--- begin ---

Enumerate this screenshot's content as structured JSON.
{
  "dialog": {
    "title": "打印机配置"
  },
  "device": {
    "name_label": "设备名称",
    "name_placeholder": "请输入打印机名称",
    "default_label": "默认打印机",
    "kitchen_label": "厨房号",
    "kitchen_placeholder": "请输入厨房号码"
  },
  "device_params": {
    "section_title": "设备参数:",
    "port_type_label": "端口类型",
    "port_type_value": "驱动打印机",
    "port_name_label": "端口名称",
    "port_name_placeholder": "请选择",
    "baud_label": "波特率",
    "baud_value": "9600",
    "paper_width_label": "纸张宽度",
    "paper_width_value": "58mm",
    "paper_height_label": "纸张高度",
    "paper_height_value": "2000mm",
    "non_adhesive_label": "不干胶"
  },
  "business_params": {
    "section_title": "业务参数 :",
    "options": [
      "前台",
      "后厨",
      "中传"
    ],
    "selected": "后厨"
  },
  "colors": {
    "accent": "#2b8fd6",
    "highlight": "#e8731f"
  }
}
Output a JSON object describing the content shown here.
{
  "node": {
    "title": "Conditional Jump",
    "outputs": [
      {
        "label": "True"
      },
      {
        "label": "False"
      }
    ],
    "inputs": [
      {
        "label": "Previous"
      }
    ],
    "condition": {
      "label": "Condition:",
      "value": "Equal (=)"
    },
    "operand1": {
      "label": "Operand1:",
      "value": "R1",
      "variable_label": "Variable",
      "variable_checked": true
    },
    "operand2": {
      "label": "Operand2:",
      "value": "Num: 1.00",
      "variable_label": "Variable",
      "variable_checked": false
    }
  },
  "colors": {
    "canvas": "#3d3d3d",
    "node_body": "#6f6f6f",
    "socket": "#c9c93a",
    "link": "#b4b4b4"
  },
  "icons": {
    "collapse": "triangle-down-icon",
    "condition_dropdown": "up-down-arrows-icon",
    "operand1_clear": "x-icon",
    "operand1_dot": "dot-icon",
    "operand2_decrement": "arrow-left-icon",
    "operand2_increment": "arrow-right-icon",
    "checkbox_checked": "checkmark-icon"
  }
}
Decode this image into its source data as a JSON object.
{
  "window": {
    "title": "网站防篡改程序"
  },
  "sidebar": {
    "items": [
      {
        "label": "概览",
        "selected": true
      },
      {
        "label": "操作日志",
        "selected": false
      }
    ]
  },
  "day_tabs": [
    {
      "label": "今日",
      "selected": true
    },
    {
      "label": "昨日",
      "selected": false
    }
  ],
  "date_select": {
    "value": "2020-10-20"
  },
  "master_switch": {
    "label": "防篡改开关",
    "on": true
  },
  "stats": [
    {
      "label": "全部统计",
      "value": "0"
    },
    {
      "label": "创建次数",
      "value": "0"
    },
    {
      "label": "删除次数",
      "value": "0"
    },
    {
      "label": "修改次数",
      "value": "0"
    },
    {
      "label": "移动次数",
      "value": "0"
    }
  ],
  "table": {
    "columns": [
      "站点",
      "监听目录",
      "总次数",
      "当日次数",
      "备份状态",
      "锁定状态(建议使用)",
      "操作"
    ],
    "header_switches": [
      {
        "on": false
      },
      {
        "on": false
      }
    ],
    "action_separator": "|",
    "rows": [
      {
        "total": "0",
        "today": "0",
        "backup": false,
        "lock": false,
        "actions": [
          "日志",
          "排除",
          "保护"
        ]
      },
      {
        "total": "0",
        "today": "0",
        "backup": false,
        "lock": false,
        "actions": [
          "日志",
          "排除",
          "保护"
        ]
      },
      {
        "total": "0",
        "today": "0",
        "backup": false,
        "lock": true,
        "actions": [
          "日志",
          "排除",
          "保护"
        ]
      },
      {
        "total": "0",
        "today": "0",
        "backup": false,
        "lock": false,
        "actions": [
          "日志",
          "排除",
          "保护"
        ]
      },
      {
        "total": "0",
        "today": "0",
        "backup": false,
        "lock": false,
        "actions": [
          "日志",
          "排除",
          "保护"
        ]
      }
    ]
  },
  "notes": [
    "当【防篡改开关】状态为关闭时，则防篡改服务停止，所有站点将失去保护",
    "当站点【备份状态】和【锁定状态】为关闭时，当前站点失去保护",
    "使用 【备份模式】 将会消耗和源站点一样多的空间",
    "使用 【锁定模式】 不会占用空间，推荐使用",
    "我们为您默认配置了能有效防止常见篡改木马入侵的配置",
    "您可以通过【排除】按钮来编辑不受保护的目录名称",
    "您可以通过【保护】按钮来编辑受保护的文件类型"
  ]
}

--- end ---

### [Short task]
Word for word, extract all the records.

### [Full solution]
Enumerate this screenshot's content as structured JSON.
{
  "dialog": {
    "title": "打印机配置"
  },
  "device": {
    "name_label": "设备名称",
    "name_placeholder": "请输入打印机名称",
    "default_label": "默认打印机",
    "kitchen_label": "厨房号",
    "kitchen_placeholder": "请输入厨房号码"
  },
  "device_params": {
    "section_title": "设备参数:",
    "port_type_label": "端口类型",
    "port_type_value": "驱动打印机",
    "port_name_label": "端口名称",
    "port_name_placeholder": "请选择",
    "baud_label": "波特率",
    "baud_value": "9600",
    "paper_width_label": "纸张宽度",
    "paper_width_value": "58mm",
    "paper_height_label": "纸张高度",
    "paper_height_value": "2000mm",
    "non_adhesive_label": "不干胶"
  },
  "business_params": {
    "section_title": "业务参数 :",
    "options": [
      "前台",
      "后厨",
      "中传"
    ],
    "selected": "后厨"
  },
  "colors": {
    "accent": "#2b8fd6",
    "highlight": "#e8731f"
  }
}
Output a JSON object describing the content shown here.
{
  "node": {
    "title": "Conditional Jump",
    "outputs": [
      {
        "label": "True"
      },
      {
        "label": "False"
      }
    ],
    "inputs": [
      {
        "label": "Previous"
      }
    ],
    "condition": {
      "label": "Condition:",
      "value": "Equal (=)"
    },
    "operand1": {
      "label": "Operand1:",
      "value": "R1",
      "variable_label": "Variable",
      "variable_checked": true
    },
    "operand2": {
      "label": "Operand2:",
      "value": "Num: 1.00",
      "variable_label": "Variable",
      "variable_checked": false
    }
  },
  "colors": {
    "canvas": "#3d3d3d",
    "node_body": "#6f6f6f",
    "socket": "#c9c93a",
    "link": "#b4b4b4"
  },
  "icons": {
    "collapse": "triangle-down-icon",
    "condition_dropdown": "up-down-arrows-icon",
    "operand1_clear": "x-icon",
    "operand1_dot": "dot-icon",
    "operand2_decrement": "arrow-left-icon",
    "operand2_increment": "arrow-right-icon",
    "checkbox_checked": "checkmark-icon"
  }
}
Decode this image into its source data as a JSON object.
{
  "window": {
    "title": "网站防篡改程序"
  },
  "sidebar": {
    "items": [
      {
        "label": "概览",
        "selected": true
      },
      {
        "label": "操作日志",
        "selected": false
      }
    ]
  },
  "day_tabs": [
    {
      "label": "今日",
      "selected": true
    },
    {
      "label": "昨日",
      "selected": false
    }
  ],
  "date_select": {
    "value": "2020-10-20"
  },
  "master_switch": {
    "label": "防篡改开关",
    "on": true
  },
  "stats": [
    {
      "label": "全部统计",
      "value": "0"
    },
    {
      "label": "创建次数",
      "value": "0"
    },
    {
      "label": "删除次数",
      "value": "0"
    },
    {
      "label": "修改次数",
      "value": "0"
    },
    {
      "label": "移动次数",
      "value": "0"
    }
  ],
  "table": {
    "columns": [
      "站点",
      "监听目录",
      "总次数",
      "当日次数",
      "备份状态",
      "锁定状态(建议使用)",
      "操作"
    ],
    "header_switches": [
      {
        "on": false
      },
      {
        "on": false
      }
    ],
    "action_separator": "|",
    "rows": [
      {
        "total": "0",
        "today": "0",
        "backup": false,
        "lock": false,
        "actions": [
          "日志",
          "排除",
          "保护"
        ]
      },
      {
        "total": "0",
        "today": "0",
        "backup": false,
        "lock": false,
        "actions": [
          "日志",
          "排除",
          "保护"
        ]
      },
      {
        "total": "0",
        "today": "0",
        "backup": false,
        "lock": true,
        "actions": [
          "日志",
          "排除",
          "保护"
        ]
      },
      {
        "total": "0",
        "today": "0",
        "backup": false,
        "lock": false,
        "actions": [
          "日志",
          "排除",
          "保护"
        ]
      },
      {
        "total": "0",
        "today": "0",
        "backup": false,
        "lock": false,
        "actions": [
          "日志",
          "排除",
          "保护"
        ]
      }
    ]
  },
  "notes": [
    "当【防篡改开关】状态为关闭时，则防篡改服务停止，所有站点将失去保护",
    "当站点【备份状态】和【锁定状态】为关闭时，当前站点失去保护",
    "使用 【备份模式】 将会消耗和源站点一样多的空间",
    "使用 【锁定模式】 不会占用空间，推荐使用",
    "我们为您默认配置了能有效防止常见篡改木马入侵的配置",
    "您可以通过【排除】按钮来编辑不受保护的目录名称",
    "您可以通过【保护】按钮来编辑受保护的文件类型"
  ]
}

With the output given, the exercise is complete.